>> Start Data supplied

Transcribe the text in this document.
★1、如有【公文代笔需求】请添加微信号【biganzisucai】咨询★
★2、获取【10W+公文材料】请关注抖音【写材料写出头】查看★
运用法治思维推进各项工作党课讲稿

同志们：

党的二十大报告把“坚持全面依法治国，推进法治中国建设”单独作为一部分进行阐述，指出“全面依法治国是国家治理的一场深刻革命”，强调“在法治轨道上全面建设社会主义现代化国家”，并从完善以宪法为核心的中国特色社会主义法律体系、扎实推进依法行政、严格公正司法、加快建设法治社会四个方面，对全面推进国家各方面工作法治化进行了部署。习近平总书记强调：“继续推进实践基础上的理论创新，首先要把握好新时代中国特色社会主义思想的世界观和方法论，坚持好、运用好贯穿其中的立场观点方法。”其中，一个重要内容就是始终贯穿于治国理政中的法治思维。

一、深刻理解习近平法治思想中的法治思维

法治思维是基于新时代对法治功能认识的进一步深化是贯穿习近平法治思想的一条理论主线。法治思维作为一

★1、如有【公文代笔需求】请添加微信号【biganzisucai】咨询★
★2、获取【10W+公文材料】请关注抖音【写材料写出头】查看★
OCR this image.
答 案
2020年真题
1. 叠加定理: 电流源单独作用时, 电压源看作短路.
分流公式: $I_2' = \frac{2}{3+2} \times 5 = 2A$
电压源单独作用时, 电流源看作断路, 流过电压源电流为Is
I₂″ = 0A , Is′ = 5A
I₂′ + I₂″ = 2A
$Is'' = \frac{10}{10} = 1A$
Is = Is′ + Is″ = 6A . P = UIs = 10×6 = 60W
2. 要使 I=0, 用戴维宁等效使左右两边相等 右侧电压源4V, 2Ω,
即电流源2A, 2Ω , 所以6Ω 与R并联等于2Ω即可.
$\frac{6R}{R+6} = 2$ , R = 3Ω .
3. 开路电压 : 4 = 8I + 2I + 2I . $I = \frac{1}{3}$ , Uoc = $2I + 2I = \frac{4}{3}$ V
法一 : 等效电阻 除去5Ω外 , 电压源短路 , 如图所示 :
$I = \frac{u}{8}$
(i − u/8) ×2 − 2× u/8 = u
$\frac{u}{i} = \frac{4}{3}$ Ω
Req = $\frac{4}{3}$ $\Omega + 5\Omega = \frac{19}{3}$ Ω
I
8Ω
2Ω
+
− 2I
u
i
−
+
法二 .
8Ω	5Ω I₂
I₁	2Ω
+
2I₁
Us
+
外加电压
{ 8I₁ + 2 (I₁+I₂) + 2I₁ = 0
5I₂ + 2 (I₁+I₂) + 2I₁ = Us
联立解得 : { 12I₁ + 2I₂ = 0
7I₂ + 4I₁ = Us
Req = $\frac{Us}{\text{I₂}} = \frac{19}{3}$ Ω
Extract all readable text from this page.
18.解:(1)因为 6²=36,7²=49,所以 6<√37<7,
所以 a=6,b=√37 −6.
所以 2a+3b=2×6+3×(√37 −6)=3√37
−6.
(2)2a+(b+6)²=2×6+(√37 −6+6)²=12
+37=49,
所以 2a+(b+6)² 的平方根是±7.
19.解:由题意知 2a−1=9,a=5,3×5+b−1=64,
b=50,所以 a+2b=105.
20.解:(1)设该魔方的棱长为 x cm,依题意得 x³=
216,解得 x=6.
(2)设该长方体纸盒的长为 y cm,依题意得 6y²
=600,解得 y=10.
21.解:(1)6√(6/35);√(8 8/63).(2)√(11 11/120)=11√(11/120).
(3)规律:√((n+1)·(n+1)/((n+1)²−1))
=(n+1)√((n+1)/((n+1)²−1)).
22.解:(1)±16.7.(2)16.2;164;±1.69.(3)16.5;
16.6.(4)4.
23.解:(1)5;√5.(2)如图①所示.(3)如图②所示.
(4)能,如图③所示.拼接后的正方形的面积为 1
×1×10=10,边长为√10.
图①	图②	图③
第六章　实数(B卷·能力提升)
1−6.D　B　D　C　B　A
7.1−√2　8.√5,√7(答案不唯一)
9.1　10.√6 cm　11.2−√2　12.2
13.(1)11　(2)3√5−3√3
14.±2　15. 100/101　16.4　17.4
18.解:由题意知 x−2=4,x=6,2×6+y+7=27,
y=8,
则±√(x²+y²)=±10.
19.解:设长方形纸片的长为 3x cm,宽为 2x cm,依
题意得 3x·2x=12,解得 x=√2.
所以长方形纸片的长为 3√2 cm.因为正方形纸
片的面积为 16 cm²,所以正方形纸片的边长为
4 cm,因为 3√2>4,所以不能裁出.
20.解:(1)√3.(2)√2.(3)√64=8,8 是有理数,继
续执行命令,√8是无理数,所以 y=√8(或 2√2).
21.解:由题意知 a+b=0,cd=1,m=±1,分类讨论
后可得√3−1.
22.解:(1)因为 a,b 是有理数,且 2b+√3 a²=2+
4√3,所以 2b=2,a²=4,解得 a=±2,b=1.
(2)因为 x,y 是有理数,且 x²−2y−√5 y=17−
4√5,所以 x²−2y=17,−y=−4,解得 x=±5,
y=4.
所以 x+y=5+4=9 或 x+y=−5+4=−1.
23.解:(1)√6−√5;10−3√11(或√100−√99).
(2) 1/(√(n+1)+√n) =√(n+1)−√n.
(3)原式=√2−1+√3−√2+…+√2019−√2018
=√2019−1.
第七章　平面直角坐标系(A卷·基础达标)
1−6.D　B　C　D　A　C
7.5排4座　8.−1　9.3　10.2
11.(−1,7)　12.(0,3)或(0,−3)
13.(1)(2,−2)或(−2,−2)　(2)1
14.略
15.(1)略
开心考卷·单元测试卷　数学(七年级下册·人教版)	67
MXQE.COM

>> End Data supplied

_What needs to be done_: List every line above containing the word "依题意得".

_Answer for the task_:
20.解:(1)设该魔方的棱长为 x cm,依题意得 x³=
(2)设该长方体纸盒的长为 y cm,依题意得 6y²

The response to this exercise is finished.